[start Dataset extract]
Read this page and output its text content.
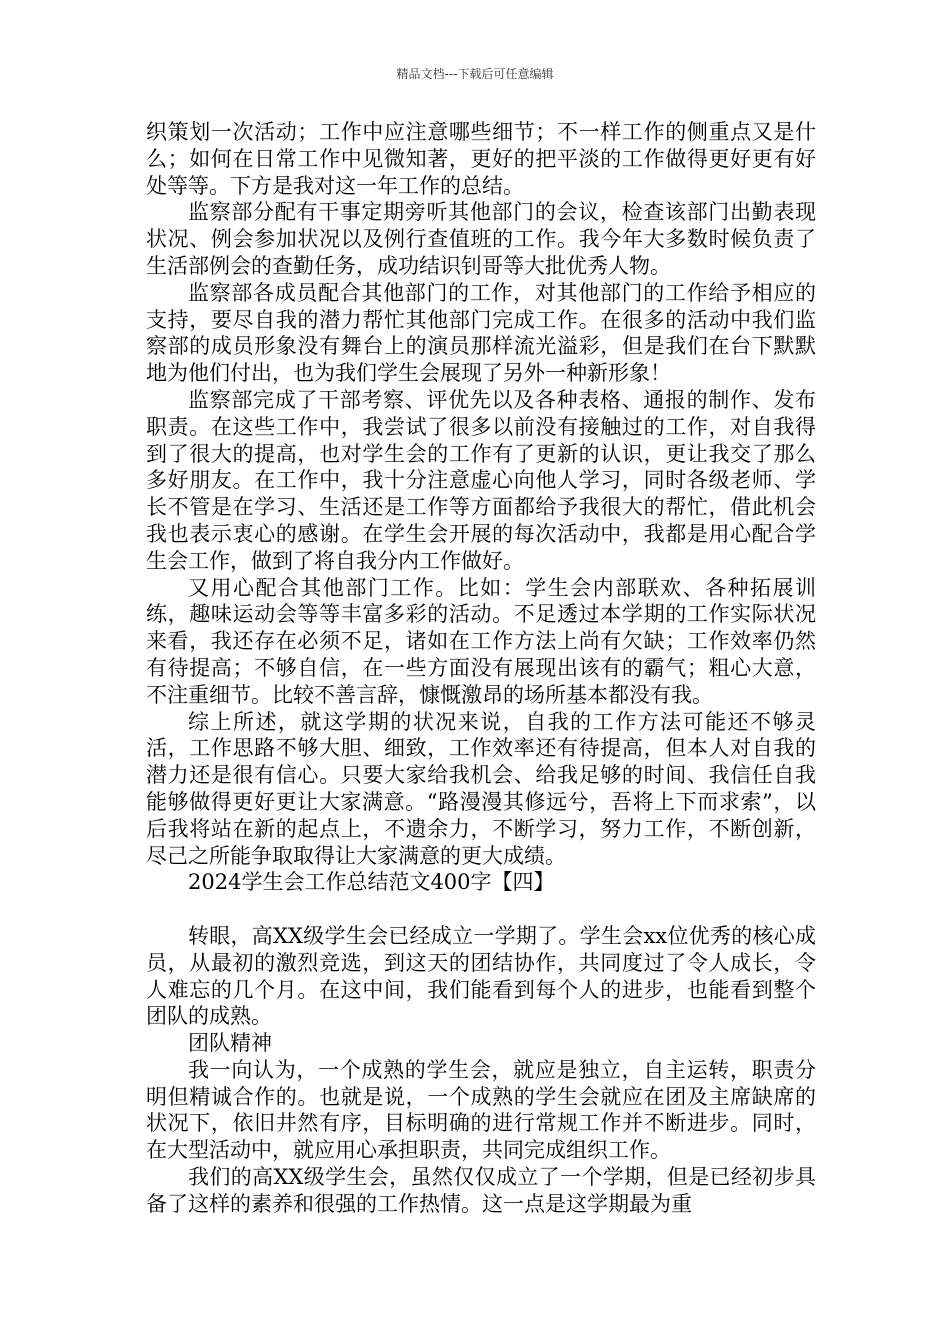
精品文档---下载后可任意编辑

织策划一次活动；工作中应注意哪些细节；不一样工作的侧重点又是什么；如何在日常工作中见微知著，更好的把平淡的工作做得更好更有好处等等。下方是我对这一年工作的总结。

监察部分配有干事定期旁听其他部门的会议，检查该部门出勤表现状况、例会参加状况以及例行查值班的工作。我今年大多数时候负责了生活部例会的查勤任务，成功结识钊哥等大批优秀人物。

监察部各成员配合其他部门的工作，对其他部门的工作给予相应的支持，要尽自我的潜力帮忙其他部门完成工作。在很多的活动中我们监察部的成员形象没有舞台上的演员那样流光溢彩，但是我们在台下默默地为他们付出，也为我们学生会展现了另外一种新形象！

监察部完成了干部考察、评优先以及各种表格、通报的制作、发布职责。在这些工作中，我尝试了很多以前没有接触过的工作，对自我得到了很大的提高，也对学生会的工作有了更新的认识，更让我交了那么多好朋友。在工作中，我十分注意虚心向他人学习，同时各级老师、学长不管是在学习、生活还是工作等方面都给予我很大的帮忙，借此机会我也表示衷心的感谢。在学生会开展的每次活动中，我都是用心配合学生会工作，做到了将自我分内工作做好。

又用心配合其他部门工作。比如：学生会内部联欢、各种拓展训练，趣味运动会等等丰富多彩的活动。不足透过本学期的工作实际状况来看，我还存在必须不足，诸如在工作方法上尚有欠缺；工作效率仍然有待提高；不够自信，在一些方面没有展现出该有的霸气；粗心大意，不注重细节。比较不善言辞，慷慨激昂的场所基本都没有我。

综上所述，就这学期的状况来说，自我的工作方法可能还不够灵活，工作思路不够大胆、细致，工作效率还有待提高，但本人对自我的潜力还是很有信心。只要大家给我机会、给我足够的时间、我信任自我能够做得更好更让大家满意。“路漫漫其修远兮，吾将上下而求索”，以后我将站在新的起点上，不遗余力，不断学习，努力工作，不断创新，尽己之所能争取取得让大家满意的更大成绩。

2024学生会工作总结范文400字【四】

转眼，高XX级学生会已经成立一学期了。学生会xx位优秀的核心成员，从最初的激烈竞选，到这天的团结协作，共同度过了令人成长，令人难忘的几个月。在这中间，我们能看到每个人的进步，也能看到整个团队的成熟。

团队精神

我一向认为，一个成熟的学生会，就应是独立，自主运转，职责分明但精诚合作的。也就是说，一个成熟的学生会就应在团及主席缺席的状况下，依旧井然有序，目标明确的进行常规工作并不断进步。同时，在大型活动中，就应用心承担职责，共同完成组织工作。

我们的高XX级学生会，虽然仅仅成立了一个学期，但是已经初步具备了这样的素养和很强的工作热情。这一点是这学期最为重
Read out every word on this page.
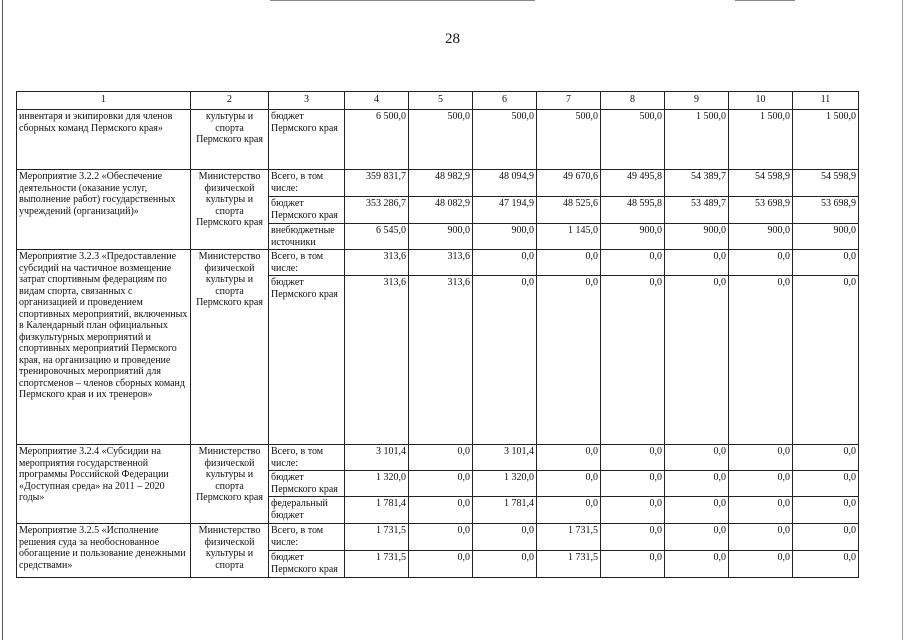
28
1	2	3	4	5	6	7	8	9	10	11
инвентаря и экипировки для членов сборных команд Пермского края»	культуры и спорта Пермского края	бюджет Пермского края	6 500,0	500,0	500,0	500,0	500,0	1 500,0	1 500,0	1 500,0
Мероприятие 3.2.2 «Обеспечение деятельности (оказание услуг, выполнение работ) государственных учреждений (организаций)»	Министерство физической культуры и спорта Пермского края	Всего, в том числе:	359 831,7	48 982,9	48 094,9	49 670,6	49 495,8	54 389,7	54 598,9	54 598,9
		бюджет Пермского края	353 286,7	48 082,9	47 194,9	48 525,6	48 595,8	53 489,7	53 698,9	53 698,9
		внебюджетные источники	6 545,0	900,0	900,0	1 145,0	900,0	900,0	900,0	900,0
Мероприятие 3.2.3 «Предоставление субсидий на частичное возмещение затрат спортивным федерациям по видам спорта, связанных с организацией и проведением спортивных мероприятий, включенных в Календарный план официальных физкультурных мероприятий и спортивных мероприятий Пермского края, на организацию и проведение тренировочных мероприятий для спортсменов – членов сборных команд Пермского края и их тренеров»	Министерство физической культуры и спорта Пермского края	Всего, в том числе:	313,6	313,6	0,0	0,0	0,0	0,0	0,0	0,0
		бюджет Пермского края	313,6	313,6	0,0	0,0	0,0	0,0	0,0	0,0
Мероприятие 3.2.4 «Субсидии на мероприятия государственной программы Российской Федерации «Доступная среда» на 2011 – 2020 годы»	Министерство физической культуры и спорта Пермского края	Всего, в том числе:	3 101,4	0,0	3 101,4	0,0	0,0	0,0	0,0	0,0
		бюджет Пермского края	1 320,0	0,0	1 320,0	0,0	0,0	0,0	0,0	0,0
		федеральный бюджет	1 781,4	0,0	1 781,4	0,0	0,0	0,0	0,0	0,0
Мероприятие 3.2.5 «Исполнение решения суда за необоснованное обогащение и пользование денежными средствами»	Министерство физической культуры и спорта	Всего, в том числе:	1 731,5	0,0	0,0	1 731,5	0,0	0,0	0,0	0,0
		бюджет Пермского края	1 731,5	0,0	0,0	1 731,5	0,0	0,0	0,0	0,0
[end Dataset extract]
Brief:
Quote the records in their entirety, keeping the wording exact and excluding pictures.

Finished exercise:
Read this page and output its text content.
精品文档---下载后可任意编辑

织策划一次活动；工作中应注意哪些细节；不一样工作的侧重点又是什么；如何在日常工作中见微知著，更好的把平淡的工作做得更好更有好处等等。下方是我对这一年工作的总结。

监察部分配有干事定期旁听其他部门的会议，检查该部门出勤表现状况、例会参加状况以及例行查值班的工作。我今年大多数时候负责了生活部例会的查勤任务，成功结识钊哥等大批优秀人物。

监察部各成员配合其他部门的工作，对其他部门的工作给予相应的支持，要尽自我的潜力帮忙其他部门完成工作。在很多的活动中我们监察部的成员形象没有舞台上的演员那样流光溢彩，但是我们在台下默默地为他们付出，也为我们学生会展现了另外一种新形象！

监察部完成了干部考察、评优先以及各种表格、通报的制作、发布职责。在这些工作中，我尝试了很多以前没有接触过的工作，对自我得到了很大的提高，也对学生会的工作有了更新的认识，更让我交了那么多好朋友。在工作中，我十分注意虚心向他人学习，同时各级老师、学长不管是在学习、生活还是工作等方面都给予我很大的帮忙，借此机会我也表示衷心的感谢。在学生会开展的每次活动中，我都是用心配合学生会工作，做到了将自我分内工作做好。

又用心配合其他部门工作。比如：学生会内部联欢、各种拓展训练，趣味运动会等等丰富多彩的活动。不足透过本学期的工作实际状况来看，我还存在必须不足，诸如在工作方法上尚有欠缺；工作效率仍然有待提高；不够自信，在一些方面没有展现出该有的霸气；粗心大意，不注重细节。比较不善言辞，慷慨激昂的场所基本都没有我。

综上所述，就这学期的状况来说，自我的工作方法可能还不够灵活，工作思路不够大胆、细致，工作效率还有待提高，但本人对自我的潜力还是很有信心。只要大家给我机会、给我足够的时间、我信任自我能够做得更好更让大家满意。“路漫漫其修远兮，吾将上下而求索”，以后我将站在新的起点上，不遗余力，不断学习，努力工作，不断创新，尽己之所能争取取得让大家满意的更大成绩。

2024学生会工作总结范文400字【四】

转眼，高XX级学生会已经成立一学期了。学生会xx位优秀的核心成员，从最初的激烈竞选，到这天的团结协作，共同度过了令人成长，令人难忘的几个月。在这中间，我们能看到每个人的进步，也能看到整个团队的成熟。

团队精神

我一向认为，一个成熟的学生会，就应是独立，自主运转，职责分明但精诚合作的。也就是说，一个成熟的学生会就应在团及主席缺席的状况下，依旧井然有序，目标明确的进行常规工作并不断进步。同时，在大型活动中，就应用心承担职责，共同完成组织工作。

我们的高XX级学生会，虽然仅仅成立了一个学期，但是已经初步具备了这样的素养和很强的工作热情。这一点是这学期最为重
Read out every word on this page.
28
1	2	3	4	5	6	7	8	9	10	11
инвентаря и экипировки для членов сборных команд Пермского края»	культуры и спорта Пермского края	бюджет Пермского края	6 500,0	500,0	500,0	500,0	500,0	1 500,0	1 500,0	1 500,0
Мероприятие 3.2.2 «Обеспечение деятельности (оказание услуг, выполнение работ) государственных учреждений (организаций)»	Министерство физической культуры и спорта Пермского края	Всего, в том числе:	359 831,7	48 982,9	48 094,9	49 670,6	49 495,8	54 389,7	54 598,9	54 598,9
		бюджет Пермского края	353 286,7	48 082,9	47 194,9	48 525,6	48 595,8	53 489,7	53 698,9	53 698,9
		внебюджетные источники	6 545,0	900,0	900,0	1 145,0	900,0	900,0	900,0	900,0
Мероприятие 3.2.3 «Предоставление субсидий на частичное возмещение затрат спортивным федерациям по видам спорта, связанных с организацией и проведением спортивных мероприятий, включенных в Календарный план официальных физкультурных мероприятий и спортивных мероприятий Пермского края, на организацию и проведение тренировочных мероприятий для спортсменов – членов сборных команд Пермского края и их тренеров»	Министерство физической культуры и спорта Пермского края	Всего, в том числе:	313,6	313,6	0,0	0,0	0,0	0,0	0,0	0,0
		бюджет Пермского края	313,6	313,6	0,0	0,0	0,0	0,0	0,0	0,0
Мероприятие 3.2.4 «Субсидии на мероприятия государственной программы Российской Федерации «Доступная среда» на 2011 – 2020 годы»	Министерство физической культуры и спорта Пермского края	Всего, в том числе:	3 101,4	0,0	3 101,4	0,0	0,0	0,0	0,0	0,0
		бюджет Пермского края	1 320,0	0,0	1 320,0	0,0	0,0	0,0	0,0	0,0
		федеральный бюджет	1 781,4	0,0	1 781,4	0,0	0,0	0,0	0,0	0,0
Мероприятие 3.2.5 «Исполнение решения суда за необоснованное обогащение и пользование денежными средствами»	Министерство физической культуры и спорта	Всего, в том числе:	1 731,5	0,0	0,0	1 731,5	0,0	0,0	0,0	0,0
		бюджет Пермского края	1 731,5	0,0	0,0	1 731,5	0,0	0,0	0,0	0,0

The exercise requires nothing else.